## Document extract
--- --- ---

Its November and for those of us living with diabetes that means Diabetes Awareness Month! What better way to start off Diabetes Awareness month than with a dreaded 5 mmol (90mg/dl) bg level.
I have mentioned time and time again how much I truly hate that number. Five means he could drop low or he could be perfect. It should be a number to make me happy and if it was three in the afternoon instead of three in the morning I would be happy. Five at 3am is NOT a good number. Its a torturous reading...perfect for Halloween I suppose.
At 2:30 I stumbled into my son's room. I was tired. I am getting used to being able to see at night thanks to a very recent iLasik procedure. When you have not seen properly in 30+ years, it is actually something that is very hard to get used to. The fact that I have to wear space goggles on my face that make me feel like a character from the movie The Fly does not help things.

--- --- ---

Dataset entries
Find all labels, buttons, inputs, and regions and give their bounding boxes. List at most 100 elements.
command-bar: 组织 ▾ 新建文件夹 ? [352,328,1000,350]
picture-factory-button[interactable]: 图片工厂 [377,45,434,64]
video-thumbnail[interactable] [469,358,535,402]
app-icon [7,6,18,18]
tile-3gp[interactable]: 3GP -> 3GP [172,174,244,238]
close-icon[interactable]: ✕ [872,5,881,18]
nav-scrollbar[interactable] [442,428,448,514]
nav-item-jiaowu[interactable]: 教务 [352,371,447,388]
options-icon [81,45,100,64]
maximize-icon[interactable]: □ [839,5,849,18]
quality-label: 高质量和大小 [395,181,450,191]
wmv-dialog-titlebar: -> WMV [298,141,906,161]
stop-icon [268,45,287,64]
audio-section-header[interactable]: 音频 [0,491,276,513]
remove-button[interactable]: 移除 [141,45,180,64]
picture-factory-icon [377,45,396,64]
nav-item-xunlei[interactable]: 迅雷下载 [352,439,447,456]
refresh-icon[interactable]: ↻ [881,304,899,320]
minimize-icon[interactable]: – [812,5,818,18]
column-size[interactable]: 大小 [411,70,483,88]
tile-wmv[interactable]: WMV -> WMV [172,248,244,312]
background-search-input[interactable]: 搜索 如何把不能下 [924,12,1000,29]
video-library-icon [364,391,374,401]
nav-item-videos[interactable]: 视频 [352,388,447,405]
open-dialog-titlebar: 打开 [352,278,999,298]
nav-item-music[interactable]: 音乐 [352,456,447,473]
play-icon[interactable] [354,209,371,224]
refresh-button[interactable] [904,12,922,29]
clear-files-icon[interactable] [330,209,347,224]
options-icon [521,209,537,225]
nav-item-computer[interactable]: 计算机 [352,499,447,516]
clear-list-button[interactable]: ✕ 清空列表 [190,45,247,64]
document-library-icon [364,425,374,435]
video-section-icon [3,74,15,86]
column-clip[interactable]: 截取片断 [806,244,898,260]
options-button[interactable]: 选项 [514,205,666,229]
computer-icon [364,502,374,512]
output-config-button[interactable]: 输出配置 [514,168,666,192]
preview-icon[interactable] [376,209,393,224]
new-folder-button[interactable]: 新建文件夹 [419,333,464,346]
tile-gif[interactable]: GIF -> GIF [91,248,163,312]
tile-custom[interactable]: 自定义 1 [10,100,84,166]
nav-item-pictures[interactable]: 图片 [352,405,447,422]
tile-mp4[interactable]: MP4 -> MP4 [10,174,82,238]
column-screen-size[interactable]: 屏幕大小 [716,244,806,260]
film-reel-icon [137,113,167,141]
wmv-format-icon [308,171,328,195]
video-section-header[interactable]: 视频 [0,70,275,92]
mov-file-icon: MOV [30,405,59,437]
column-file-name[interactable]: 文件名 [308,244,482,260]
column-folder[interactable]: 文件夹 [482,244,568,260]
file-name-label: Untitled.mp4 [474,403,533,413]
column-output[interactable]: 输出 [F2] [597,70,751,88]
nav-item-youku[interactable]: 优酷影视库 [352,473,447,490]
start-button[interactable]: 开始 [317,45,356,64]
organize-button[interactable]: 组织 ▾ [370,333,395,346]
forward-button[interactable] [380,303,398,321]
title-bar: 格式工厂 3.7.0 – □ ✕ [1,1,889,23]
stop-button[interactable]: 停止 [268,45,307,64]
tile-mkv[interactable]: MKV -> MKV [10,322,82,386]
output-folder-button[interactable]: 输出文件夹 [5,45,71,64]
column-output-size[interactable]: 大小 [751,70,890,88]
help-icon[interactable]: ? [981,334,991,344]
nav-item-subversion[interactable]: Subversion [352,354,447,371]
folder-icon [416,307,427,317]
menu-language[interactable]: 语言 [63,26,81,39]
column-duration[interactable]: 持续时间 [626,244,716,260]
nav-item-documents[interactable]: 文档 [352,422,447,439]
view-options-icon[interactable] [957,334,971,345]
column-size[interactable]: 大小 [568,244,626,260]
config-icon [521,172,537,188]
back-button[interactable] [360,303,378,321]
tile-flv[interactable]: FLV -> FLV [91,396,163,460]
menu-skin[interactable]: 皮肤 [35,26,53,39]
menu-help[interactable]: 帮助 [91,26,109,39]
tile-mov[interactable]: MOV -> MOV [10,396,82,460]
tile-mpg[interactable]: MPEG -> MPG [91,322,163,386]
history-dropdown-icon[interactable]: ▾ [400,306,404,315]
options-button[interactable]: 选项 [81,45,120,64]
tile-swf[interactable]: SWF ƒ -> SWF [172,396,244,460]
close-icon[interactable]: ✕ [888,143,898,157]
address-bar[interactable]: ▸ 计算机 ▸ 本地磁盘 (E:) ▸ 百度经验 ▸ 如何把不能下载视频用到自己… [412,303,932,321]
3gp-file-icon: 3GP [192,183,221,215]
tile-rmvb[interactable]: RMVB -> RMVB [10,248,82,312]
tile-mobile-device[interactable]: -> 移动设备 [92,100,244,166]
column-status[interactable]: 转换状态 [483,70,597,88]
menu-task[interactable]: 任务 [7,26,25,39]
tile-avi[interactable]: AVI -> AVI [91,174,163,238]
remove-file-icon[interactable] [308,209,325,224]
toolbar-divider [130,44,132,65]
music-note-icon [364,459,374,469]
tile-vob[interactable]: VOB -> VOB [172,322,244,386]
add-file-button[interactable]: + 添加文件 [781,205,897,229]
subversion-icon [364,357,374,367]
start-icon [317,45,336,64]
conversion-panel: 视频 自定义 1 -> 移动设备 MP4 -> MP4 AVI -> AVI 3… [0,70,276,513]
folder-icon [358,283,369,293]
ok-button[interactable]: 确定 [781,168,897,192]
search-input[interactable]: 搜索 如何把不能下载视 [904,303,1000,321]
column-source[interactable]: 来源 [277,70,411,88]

--- --- ---

## What the exercise asks
Reproduce the stretch of the Diabetes Awareness Month post from "Its November and" through "Halloween I suppose.".

## Response area
Its November and for those of us living with diabetes that means Diabetes Awareness Month! What better way to start off Diabetes Awareness month than with a dreaded 5 mmol (90mg/dl) bg level.
I have mentioned time and time again how much I truly hate that number. Five means he could drop low or he could be perfect. It should be a number to make me happy and if it was three in the afternoon instead of three in the morning I would be happy. Five at 3am is NOT a good number. Its a torturous reading...perfect for Halloween I suppose.